Prompt:
Scan the data. Collect each line that contains the word "ENDF".

Data shown:
★ ★ ★ ★ ★ ★ ★

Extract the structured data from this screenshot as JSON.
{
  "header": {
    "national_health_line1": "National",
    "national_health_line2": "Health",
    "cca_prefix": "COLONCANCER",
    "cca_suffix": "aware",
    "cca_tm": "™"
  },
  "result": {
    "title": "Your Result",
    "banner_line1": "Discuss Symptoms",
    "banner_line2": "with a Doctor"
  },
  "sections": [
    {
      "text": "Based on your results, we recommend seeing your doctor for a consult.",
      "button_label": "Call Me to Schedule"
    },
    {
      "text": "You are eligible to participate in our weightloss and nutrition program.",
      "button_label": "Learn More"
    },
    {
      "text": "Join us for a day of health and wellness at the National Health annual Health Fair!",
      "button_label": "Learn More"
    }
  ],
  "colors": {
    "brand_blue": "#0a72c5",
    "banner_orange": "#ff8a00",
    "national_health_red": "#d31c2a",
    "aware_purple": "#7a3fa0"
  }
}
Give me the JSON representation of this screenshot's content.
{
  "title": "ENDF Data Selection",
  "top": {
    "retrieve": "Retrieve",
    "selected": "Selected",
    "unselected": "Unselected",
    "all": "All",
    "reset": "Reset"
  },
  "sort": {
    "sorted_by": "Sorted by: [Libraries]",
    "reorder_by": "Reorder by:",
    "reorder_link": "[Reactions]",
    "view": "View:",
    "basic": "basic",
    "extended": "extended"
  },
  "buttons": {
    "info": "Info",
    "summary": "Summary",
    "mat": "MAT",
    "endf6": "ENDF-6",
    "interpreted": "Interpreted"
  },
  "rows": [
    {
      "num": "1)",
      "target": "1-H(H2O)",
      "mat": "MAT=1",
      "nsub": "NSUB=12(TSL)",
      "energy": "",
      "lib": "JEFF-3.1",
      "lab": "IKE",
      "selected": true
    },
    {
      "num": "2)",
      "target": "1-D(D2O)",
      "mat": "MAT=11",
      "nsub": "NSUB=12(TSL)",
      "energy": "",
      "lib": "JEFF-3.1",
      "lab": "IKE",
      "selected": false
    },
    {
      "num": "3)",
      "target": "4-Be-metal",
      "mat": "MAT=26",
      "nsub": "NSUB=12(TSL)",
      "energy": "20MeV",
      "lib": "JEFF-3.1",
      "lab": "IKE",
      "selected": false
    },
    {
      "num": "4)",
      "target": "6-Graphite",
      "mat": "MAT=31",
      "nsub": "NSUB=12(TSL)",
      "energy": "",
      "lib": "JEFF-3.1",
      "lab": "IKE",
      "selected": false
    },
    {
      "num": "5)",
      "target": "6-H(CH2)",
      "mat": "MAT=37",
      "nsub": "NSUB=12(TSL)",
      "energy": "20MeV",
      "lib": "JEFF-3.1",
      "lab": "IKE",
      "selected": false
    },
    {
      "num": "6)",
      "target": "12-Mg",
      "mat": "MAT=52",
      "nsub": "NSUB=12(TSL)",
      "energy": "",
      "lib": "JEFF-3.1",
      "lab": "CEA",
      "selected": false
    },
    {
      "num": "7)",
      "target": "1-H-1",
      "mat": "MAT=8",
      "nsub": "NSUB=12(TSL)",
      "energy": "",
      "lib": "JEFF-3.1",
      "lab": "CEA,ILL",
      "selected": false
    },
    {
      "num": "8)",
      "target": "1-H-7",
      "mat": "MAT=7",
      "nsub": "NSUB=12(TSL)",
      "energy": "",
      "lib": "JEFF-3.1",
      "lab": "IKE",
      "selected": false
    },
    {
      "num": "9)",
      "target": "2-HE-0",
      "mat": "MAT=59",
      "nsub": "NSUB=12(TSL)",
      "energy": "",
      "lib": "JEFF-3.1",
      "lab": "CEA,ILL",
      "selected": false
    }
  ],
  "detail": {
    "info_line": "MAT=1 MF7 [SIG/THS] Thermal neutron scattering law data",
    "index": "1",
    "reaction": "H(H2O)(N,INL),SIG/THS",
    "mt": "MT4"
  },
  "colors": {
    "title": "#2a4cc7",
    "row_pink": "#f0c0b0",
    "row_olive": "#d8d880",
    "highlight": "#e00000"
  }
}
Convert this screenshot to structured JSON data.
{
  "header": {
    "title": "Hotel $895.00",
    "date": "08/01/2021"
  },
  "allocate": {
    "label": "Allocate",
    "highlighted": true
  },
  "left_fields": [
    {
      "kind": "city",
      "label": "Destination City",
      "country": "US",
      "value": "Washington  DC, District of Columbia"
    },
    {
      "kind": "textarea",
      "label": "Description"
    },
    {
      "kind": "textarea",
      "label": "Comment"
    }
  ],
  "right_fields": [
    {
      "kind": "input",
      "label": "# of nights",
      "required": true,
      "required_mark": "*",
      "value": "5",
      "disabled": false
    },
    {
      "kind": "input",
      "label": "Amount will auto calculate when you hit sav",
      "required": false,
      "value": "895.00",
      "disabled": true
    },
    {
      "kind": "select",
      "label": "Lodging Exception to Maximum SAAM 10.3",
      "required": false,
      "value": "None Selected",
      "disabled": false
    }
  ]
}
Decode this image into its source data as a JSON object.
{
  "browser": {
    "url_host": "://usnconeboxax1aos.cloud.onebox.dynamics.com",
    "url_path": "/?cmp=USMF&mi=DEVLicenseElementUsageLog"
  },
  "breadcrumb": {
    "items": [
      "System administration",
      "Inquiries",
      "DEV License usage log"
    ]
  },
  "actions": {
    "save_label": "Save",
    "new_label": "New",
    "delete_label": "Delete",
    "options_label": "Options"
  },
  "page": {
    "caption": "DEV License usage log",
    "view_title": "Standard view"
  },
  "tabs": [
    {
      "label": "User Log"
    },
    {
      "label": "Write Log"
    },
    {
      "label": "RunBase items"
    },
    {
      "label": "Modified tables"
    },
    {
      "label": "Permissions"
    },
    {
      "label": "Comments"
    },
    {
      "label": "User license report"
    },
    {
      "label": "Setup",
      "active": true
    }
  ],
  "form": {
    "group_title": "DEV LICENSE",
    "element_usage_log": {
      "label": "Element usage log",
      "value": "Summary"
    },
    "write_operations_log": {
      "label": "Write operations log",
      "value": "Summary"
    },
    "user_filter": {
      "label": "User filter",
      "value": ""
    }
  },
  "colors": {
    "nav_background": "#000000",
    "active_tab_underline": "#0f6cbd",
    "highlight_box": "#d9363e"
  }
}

★ ★ ★ ★ ★ ★ ★

The output:
  "title": "ENDF Data Selection",
    "endf6": "ENDF-6",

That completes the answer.